Written problem ->
Reproduce the listing below character for character; drop every image.
Start of Input
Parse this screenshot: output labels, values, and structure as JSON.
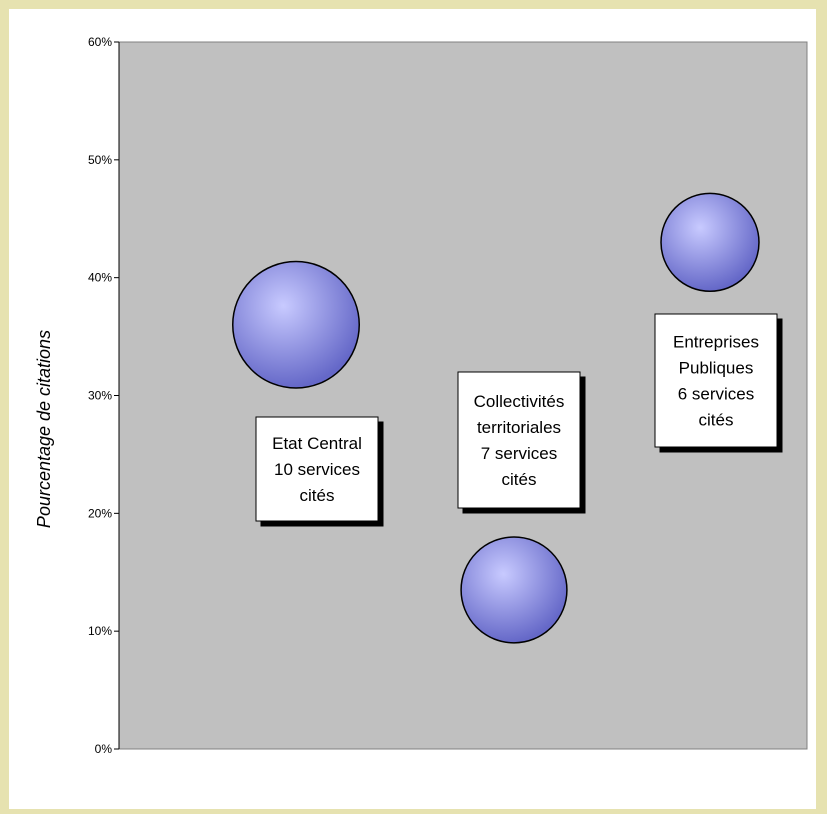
{
  "chart_data": {
    "type": "bubble",
    "ylabel": "Pourcentage de citations",
    "ylim": [
      0,
      60
    ],
    "yticks": [
      "0%",
      "10%",
      "20%",
      "30%",
      "40%",
      "50%",
      "60%"
    ],
    "grid": false,
    "legend": "none",
    "series": [
      {
        "x": 1,
        "y": 36,
        "size": 10,
        "label": [
          "Etat Central",
          "10 services",
          "cités"
        ]
      },
      {
        "x": 2,
        "y": 13.5,
        "size": 7,
        "label": [
          "Collectivités",
          "territoriales",
          "7 services",
          "cités"
        ]
      },
      {
        "x": 3,
        "y": 43,
        "size": 6,
        "label": [
          "Entreprises",
          "Publiques",
          "6 services",
          "cités"
        ]
      }
    ]
  },
  "colors": {
    "frame_background": "#e6e2b0",
    "plot_background": "#c0c0c0",
    "bubble_light": "#c8caff",
    "bubble_dark": "#6568c8"
  }
}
End of Input
Full answer ->
Parse this screenshot: output labels, values, and structure as JSON.
{
  "chart_data": {
    "type": "bubble",
    "ylabel": "Pourcentage de citations",
    "ylim": [
      0,
      60
    ],
    "yticks": [
      "0%",
      "10%",
      "20%",
      "30%",
      "40%",
      "50%",
      "60%"
    ],
    "grid": false,
    "legend": "none",
    "series": [
      {
        "x": 1,
        "y": 36,
        "size": 10,
        "label": [
          "Etat Central",
          "10 services",
          "cités"
        ]
      },
      {
        "x": 2,
        "y": 13.5,
        "size": 7,
        "label": [
          "Collectivités",
          "territoriales",
          "7 services",
          "cités"
        ]
      },
      {
        "x": 3,
        "y": 43,
        "size": 6,
        "label": [
          "Entreprises",
          "Publiques",
          "6 services",
          "cités"
        ]
      }
    ]
  },
  "colors": {
    "frame_background": "#e6e2b0",
    "plot_background": "#c0c0c0",
    "bubble_light": "#c8caff",
    "bubble_dark": "#6568c8"
  }
}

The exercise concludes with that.